Work to do
Repeat every record below exactly as it appears.

══ Entries ══

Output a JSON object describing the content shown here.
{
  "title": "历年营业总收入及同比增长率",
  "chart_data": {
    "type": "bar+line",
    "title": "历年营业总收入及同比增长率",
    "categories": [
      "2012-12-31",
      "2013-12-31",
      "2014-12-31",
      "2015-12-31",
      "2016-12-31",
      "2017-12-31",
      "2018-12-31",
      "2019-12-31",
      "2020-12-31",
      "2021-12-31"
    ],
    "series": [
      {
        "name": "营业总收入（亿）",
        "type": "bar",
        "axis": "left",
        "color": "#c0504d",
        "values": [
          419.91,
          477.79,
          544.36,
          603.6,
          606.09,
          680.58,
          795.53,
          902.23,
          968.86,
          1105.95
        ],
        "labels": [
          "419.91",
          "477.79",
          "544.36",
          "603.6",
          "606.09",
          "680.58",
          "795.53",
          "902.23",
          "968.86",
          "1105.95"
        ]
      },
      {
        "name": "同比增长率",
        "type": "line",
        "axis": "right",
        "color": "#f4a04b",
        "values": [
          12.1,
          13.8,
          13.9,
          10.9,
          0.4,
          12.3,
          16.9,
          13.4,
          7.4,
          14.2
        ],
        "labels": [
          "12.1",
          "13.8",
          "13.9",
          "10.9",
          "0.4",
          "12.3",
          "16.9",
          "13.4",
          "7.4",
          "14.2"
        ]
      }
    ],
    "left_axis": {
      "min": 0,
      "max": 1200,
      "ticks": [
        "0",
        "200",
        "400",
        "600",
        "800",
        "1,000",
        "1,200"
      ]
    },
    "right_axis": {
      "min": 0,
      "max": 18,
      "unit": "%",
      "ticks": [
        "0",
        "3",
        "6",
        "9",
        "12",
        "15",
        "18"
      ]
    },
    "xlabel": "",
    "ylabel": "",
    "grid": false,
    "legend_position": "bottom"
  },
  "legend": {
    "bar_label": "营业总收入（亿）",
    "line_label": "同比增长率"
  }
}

═══

Finished task
Output a JSON object describing the content shown here.
{
  "title": "历年营业总收入及同比增长率",
  "chart_data": {
    "type": "bar+line",
    "title": "历年营业总收入及同比增长率",
    "categories": [
      "2012-12-31",
      "2013-12-31",
      "2014-12-31",
      "2015-12-31",
      "2016-12-31",
      "2017-12-31",
      "2018-12-31",
      "2019-12-31",
      "2020-12-31",
      "2021-12-31"
    ],
    "series": [
      {
        "name": "营业总收入（亿）",
        "type": "bar",
        "axis": "left",
        "color": "#c0504d",
        "values": [
          419.91,
          477.79,
          544.36,
          603.6,
          606.09,
          680.58,
          795.53,
          902.23,
          968.86,
          1105.95
        ],
        "labels": [
          "419.91",
          "477.79",
          "544.36",
          "603.6",
          "606.09",
          "680.58",
          "795.53",
          "902.23",
          "968.86",
          "1105.95"
        ]
      },
      {
        "name": "同比增长率",
        "type": "line",
        "axis": "right",
        "color": "#f4a04b",
        "values": [
          12.1,
          13.8,
          13.9,
          10.9,
          0.4,
          12.3,
          16.9,
          13.4,
          7.4,
          14.2
        ],
        "labels": [
          "12.1",
          "13.8",
          "13.9",
          "10.9",
          "0.4",
          "12.3",
          "16.9",
          "13.4",
          "7.4",
          "14.2"
        ]
      }
    ],
    "left_axis": {
      "min": 0,
      "max": 1200,
      "ticks": [
        "0",
        "200",
        "400",
        "600",
        "800",
        "1,000",
        "1,200"
      ]
    },
    "right_axis": {
      "min": 0,
      "max": 18,
      "unit": "%",
      "ticks": [
        "0",
        "3",
        "6",
        "9",
        "12",
        "15",
        "18"
      ]
    },
    "xlabel": "",
    "ylabel": "",
    "grid": false,
    "legend_position": "bottom"
  },
  "legend": {
    "bar_label": "营业总收入（亿）",
    "line_label": "同比增长率"
  }
}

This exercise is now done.